┌──

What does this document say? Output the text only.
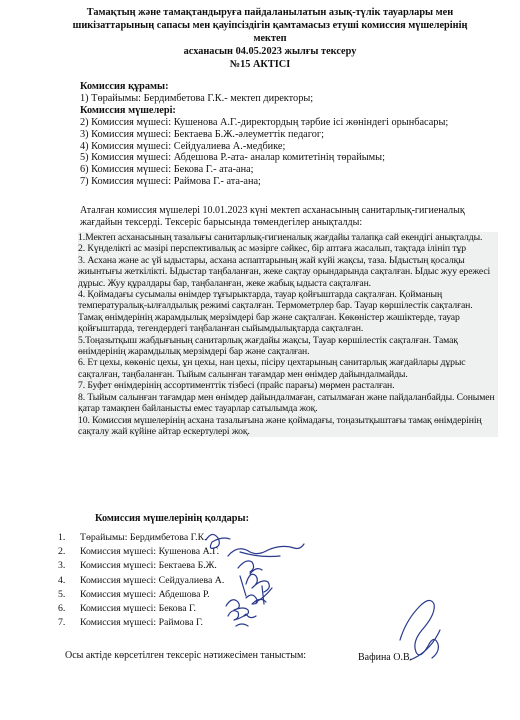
Тамақтың және тамақтандыруға пайдаланылатын азық-түлік тауарлары мен
шикізаттарының сапасы мен қауіпсіздігін қамтамасыз етуші комиссия мүшелерінің мектеп
асханасын 04.05.2023 жылғы тексеру
№15 АКТІСІ
Комиссия құрамы:
1) Төрайымы: Бердимбетова Г.К.- мектеп директоры;
Комиссия мүшелері:
2) Комиссия мүшесі: Кушенова А.Г.-директордың тәрбие ісі жөніндегі орынбасары;
3) Комиссия мүшесі: Бектаева Б.Ж.-әлеуметтік педагог;
4) Комиссия мүшесі: Сейдуалиева А.-медбике;
5) Комиссия мүшесі: Абдешова Р.-ата- аналар комитетінің төрайымы;
6) Комиссия мүшесі: Бекова Г.- ата-ана;
7) Комиссия мүшесі: Раймова Г.- ата-ана;
Аталған комиссия мүшелері 10.01.2023 күні мектеп асханасының санитарлық-гигиеналық жағдайын тексерді. Тексеріс барысында төмендегілер анықталды:

1.Мектеп асханасының тазалығы санитарлық-гигиеналық жағдайы талапқа сай екендігі анықталды.

2. Күнделікті ас мәзірі перспективалық ас мәзірге сәйкес, бір аптаға жасалып, тақтада ілініп тұр

3. Асхана және ас үй ыдыстары, асхана аспаптарының жай күйі жақсы, таза. Ыдыстың қосалқы жиынтығы жеткілікті. Ыдыстар таңбаланған, жеке сақтау орындарында сақталған. Ыдыс жуу ережесі дұрыс. Жуу құралдары бар, таңбаланған, жеке жабық ыдыста сақталған.

4. Қоймадағы сусымалы өнімдер тұғырыктарда, тауар қойғыштарда сақталған. Қойманың температуралық-ылғалдылық режимі сақталған. Термометрлер бар. Тауар көршілестік сақталған. Тамақ өнімдерінің жарамдылық мерзімдері бар және сақталған. Көкөністер жәшіктерде, тауар қойғыштарда, тегендердегі таңбаланған сыйымдылықтарда сақталған.

5.Тоңазытқыш жабдығының санитарлық жағдайы жақсы, Тауар көршілестік сақталған. Тамақ өнімдерінің жарамдылық мерзімдері бар және сақталған.

6. Ет цехы, көкөніс цехы, ұн цехы, нан цехы, пісіру цехтарының санитарлық жағдайлары дұрыс сақталған, таңбаланған. Тыйым салынған тағамдар мен өнімдер дайындалмайды.

7. Буфет өнімдерінің ассортименттік тізбесі (прайс парағы) мөрмен расталған.

8. Тыйым салынған тағамдар мен өнімдер дайындалмаған, сатылмаған және пайдаланбайды. Сонымен қатар тамақпен байланысты емес тауарлар сатылымда жоқ.

10. Комиссия мүшелерінің асхана тазалығына және қоймадағы, тоңазытқыштағы тамақ өнімдерінің сақталу жай күйіне айтар ескертулері жоқ.

Комиссия мүшелерінің қолдары:
1. Төрайымы: Бердимбетова Г.К.
2. Комиссия мүшесі: Кушенова А.Г.
3. Комиссия мүшесі: Бектаева Б.Ж.
4. Комиссия мүшесі: Сейдуалиева А.
5. Комиссия мүшесі: Абдешова Р.
6. Комиссия мүшесі: Бекова Г.
7. Комиссия мүшесі: Раймова Г.
Осы актіде көрсетілген тексеріс нәтижесімен таныстым:	Вафина О.В.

└──

▶ **TASK STATEMENT**: Without the pictures, write out every entry precisely as it appears.

▶ **CORRECT RESPONSE**:
What does this document say? Output the text only.
Тамақтың және тамақтандыруға пайдаланылатын азық-түлік тауарлары мен
шикізаттарының сапасы мен қауіпсіздігін қамтамасыз етуші комиссия мүшелерінің мектеп
асханасын 04.05.2023 жылғы тексеру
№15 АКТІСІ
Комиссия құрамы:
1) Төрайымы: Бердимбетова Г.К.- мектеп директоры;
Комиссия мүшелері:
2) Комиссия мүшесі: Кушенова А.Г.-директордың тәрбие ісі жөніндегі орынбасары;
3) Комиссия мүшесі: Бектаева Б.Ж.-әлеуметтік педагог;
4) Комиссия мүшесі: Сейдуалиева А.-медбике;
5) Комиссия мүшесі: Абдешова Р.-ата- аналар комитетінің төрайымы;
6) Комиссия мүшесі: Бекова Г.- ата-ана;
7) Комиссия мүшесі: Раймова Г.- ата-ана;
Аталған комиссия мүшелері 10.01.2023 күні мектеп асханасының санитарлық-гигиеналық жағдайын тексерді. Тексеріс барысында төмендегілер анықталды:

1.Мектеп асханасының тазалығы санитарлық-гигиеналық жағдайы талапқа сай екендігі анықталды.

2. Күнделікті ас мәзірі перспективалық ас мәзірге сәйкес, бір аптаға жасалып, тақтада ілініп тұр

3. Асхана және ас үй ыдыстары, асхана аспаптарының жай күйі жақсы, таза. Ыдыстың қосалқы жиынтығы жеткілікті. Ыдыстар таңбаланған, жеке сақтау орындарында сақталған. Ыдыс жуу ережесі дұрыс. Жуу құралдары бар, таңбаланған, жеке жабық ыдыста сақталған.

4. Қоймадағы сусымалы өнімдер тұғырыктарда, тауар қойғыштарда сақталған. Қойманың температуралық-ылғалдылық режимі сақталған. Термометрлер бар. Тауар көршілестік сақталған. Тамақ өнімдерінің жарамдылық мерзімдері бар және сақталған. Көкөністер жәшіктерде, тауар қойғыштарда, тегендердегі таңбаланған сыйымдылықтарда сақталған.

5.Тоңазытқыш жабдығының санитарлық жағдайы жақсы, Тауар көршілестік сақталған. Тамақ өнімдерінің жарамдылық мерзімдері бар және сақталған.

6. Ет цехы, көкөніс цехы, ұн цехы, нан цехы, пісіру цехтарының санитарлық жағдайлары дұрыс сақталған, таңбаланған. Тыйым салынған тағамдар мен өнімдер дайындалмайды.

7. Буфет өнімдерінің ассортименттік тізбесі (прайс парағы) мөрмен расталған.

8. Тыйым салынған тағамдар мен өнімдер дайындалмаған, сатылмаған және пайдаланбайды. Сонымен қатар тамақпен байланысты емес тауарлар сатылымда жоқ.

10. Комиссия мүшелерінің асхана тазалығына және қоймадағы, тоңазытқыштағы тамақ өнімдерінің сақталу жай күйіне айтар ескертулері жоқ.

Комиссия мүшелерінің қолдары:
1. Төрайымы: Бердимбетова Г.К.
2. Комиссия мүшесі: Кушенова А.Г.
3. Комиссия мүшесі: Бектаева Б.Ж.
4. Комиссия мүшесі: Сейдуалиева А.
5. Комиссия мүшесі: Абдешова Р.
6. Комиссия мүшесі: Бекова Г.
7. Комиссия мүшесі: Раймова Г.
Осы актіде көрсетілген тексеріс нәтижесімен таныстым:	Вафина О.В.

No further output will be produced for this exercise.